### Task directions
Return all entries precisely as they stand, without the images.

---+---

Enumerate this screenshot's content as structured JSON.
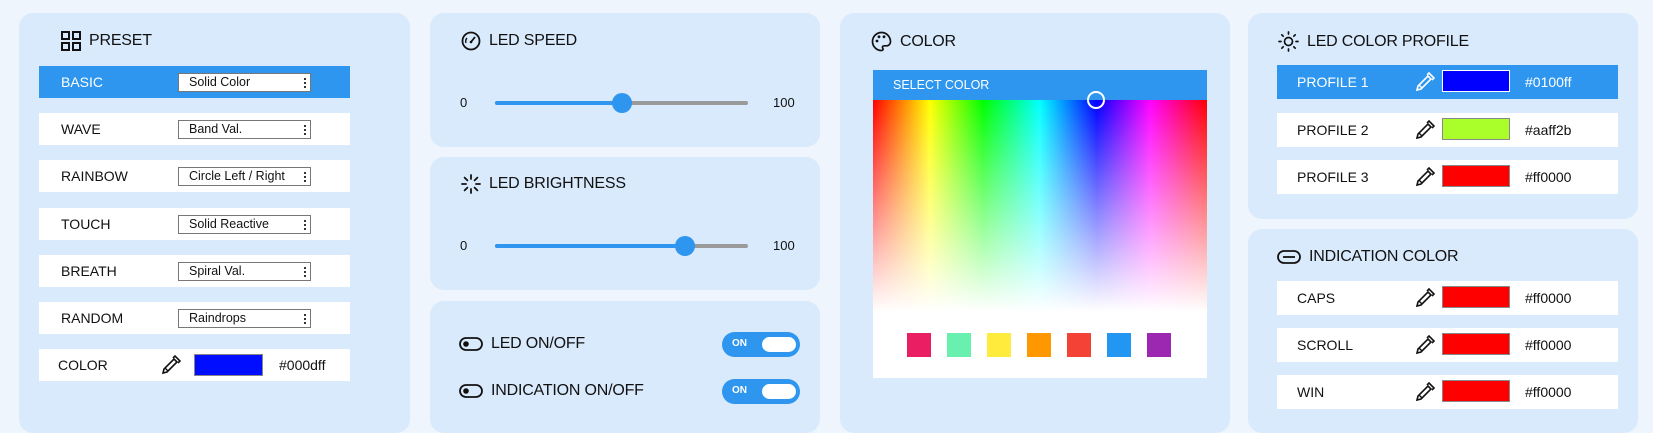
{
  "preset": {
    "title": "PRESET",
    "rows": [
      {
        "label": "BASIC",
        "value": "Solid Color"
      },
      {
        "label": "WAVE",
        "value": "Band Val."
      },
      {
        "label": "RAINBOW",
        "value": "Circle Left / Right"
      },
      {
        "label": "TOUCH",
        "value": "Solid Reactive"
      },
      {
        "label": "BREATH",
        "value": "Spiral Val."
      },
      {
        "label": "RANDOM",
        "value": "Raindrops"
      }
    ],
    "color_label": "COLOR",
    "color_hex": "#000dff",
    "color_value": "#000dff"
  },
  "led_speed": {
    "title": "LED SPEED",
    "min": "0",
    "max": "100",
    "value": 50
  },
  "led_brightness": {
    "title": "LED BRIGHTNESS",
    "min": "0",
    "max": "100",
    "value": 75
  },
  "toggles": {
    "led": {
      "label": "LED ON/OFF",
      "state": "ON"
    },
    "indication": {
      "label": "INDICATION ON/OFF",
      "state": "ON"
    }
  },
  "color_panel": {
    "title": "COLOR",
    "select_label": "SELECT COLOR",
    "swatches": [
      "#e91e63",
      "#69f0ae",
      "#ffeb3b",
      "#ff9800",
      "#f44336",
      "#2196f3",
      "#9c27b0"
    ]
  },
  "led_profile": {
    "title": "LED COLOR PROFILE",
    "rows": [
      {
        "label": "PROFILE 1",
        "hex": "#0100ff",
        "color": "#0100ff"
      },
      {
        "label": "PROFILE 2",
        "hex": "#aaff2b",
        "color": "#aaff2b"
      },
      {
        "label": "PROFILE 3",
        "hex": "#ff0000",
        "color": "#ff0000"
      }
    ]
  },
  "indication": {
    "title": "INDICATION COLOR",
    "rows": [
      {
        "label": "CAPS",
        "hex": "#ff0000",
        "color": "#ff0000"
      },
      {
        "label": "SCROLL",
        "hex": "#ff0000",
        "color": "#ff0000"
      },
      {
        "label": "WIN",
        "hex": "#ff0000",
        "color": "#ff0000"
      }
    ]
  },
  "colors": {
    "accent": "#2e96ee",
    "panel": "#d9eafc",
    "page": "#eef5fd"
  }
}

---+---

### Solution
Enumerate this screenshot's content as structured JSON.
{
  "preset": {
    "title": "PRESET",
    "rows": [
      {
        "label": "BASIC",
        "value": "Solid Color"
      },
      {
        "label": "WAVE",
        "value": "Band Val."
      },
      {
        "label": "RAINBOW",
        "value": "Circle Left / Right"
      },
      {
        "label": "TOUCH",
        "value": "Solid Reactive"
      },
      {
        "label": "BREATH",
        "value": "Spiral Val."
      },
      {
        "label": "RANDOM",
        "value": "Raindrops"
      }
    ],
    "color_label": "COLOR",
    "color_hex": "#000dff",
    "color_value": "#000dff"
  },
  "led_speed": {
    "title": "LED SPEED",
    "min": "0",
    "max": "100",
    "value": 50
  },
  "led_brightness": {
    "title": "LED BRIGHTNESS",
    "min": "0",
    "max": "100",
    "value": 75
  },
  "toggles": {
    "led": {
      "label": "LED ON/OFF",
      "state": "ON"
    },
    "indication": {
      "label": "INDICATION ON/OFF",
      "state": "ON"
    }
  },
  "color_panel": {
    "title": "COLOR",
    "select_label": "SELECT COLOR",
    "swatches": [
      "#e91e63",
      "#69f0ae",
      "#ffeb3b",
      "#ff9800",
      "#f44336",
      "#2196f3",
      "#9c27b0"
    ]
  },
  "led_profile": {
    "title": "LED COLOR PROFILE",
    "rows": [
      {
        "label": "PROFILE 1",
        "hex": "#0100ff",
        "color": "#0100ff"
      },
      {
        "label": "PROFILE 2",
        "hex": "#aaff2b",
        "color": "#aaff2b"
      },
      {
        "label": "PROFILE 3",
        "hex": "#ff0000",
        "color": "#ff0000"
      }
    ]
  },
  "indication": {
    "title": "INDICATION COLOR",
    "rows": [
      {
        "label": "CAPS",
        "hex": "#ff0000",
        "color": "#ff0000"
      },
      {
        "label": "SCROLL",
        "hex": "#ff0000",
        "color": "#ff0000"
      },
      {
        "label": "WIN",
        "hex": "#ff0000",
        "color": "#ff0000"
      }
    ]
  },
  "colors": {
    "accent": "#2e96ee",
    "panel": "#d9eafc",
    "page": "#eef5fd"
  }
}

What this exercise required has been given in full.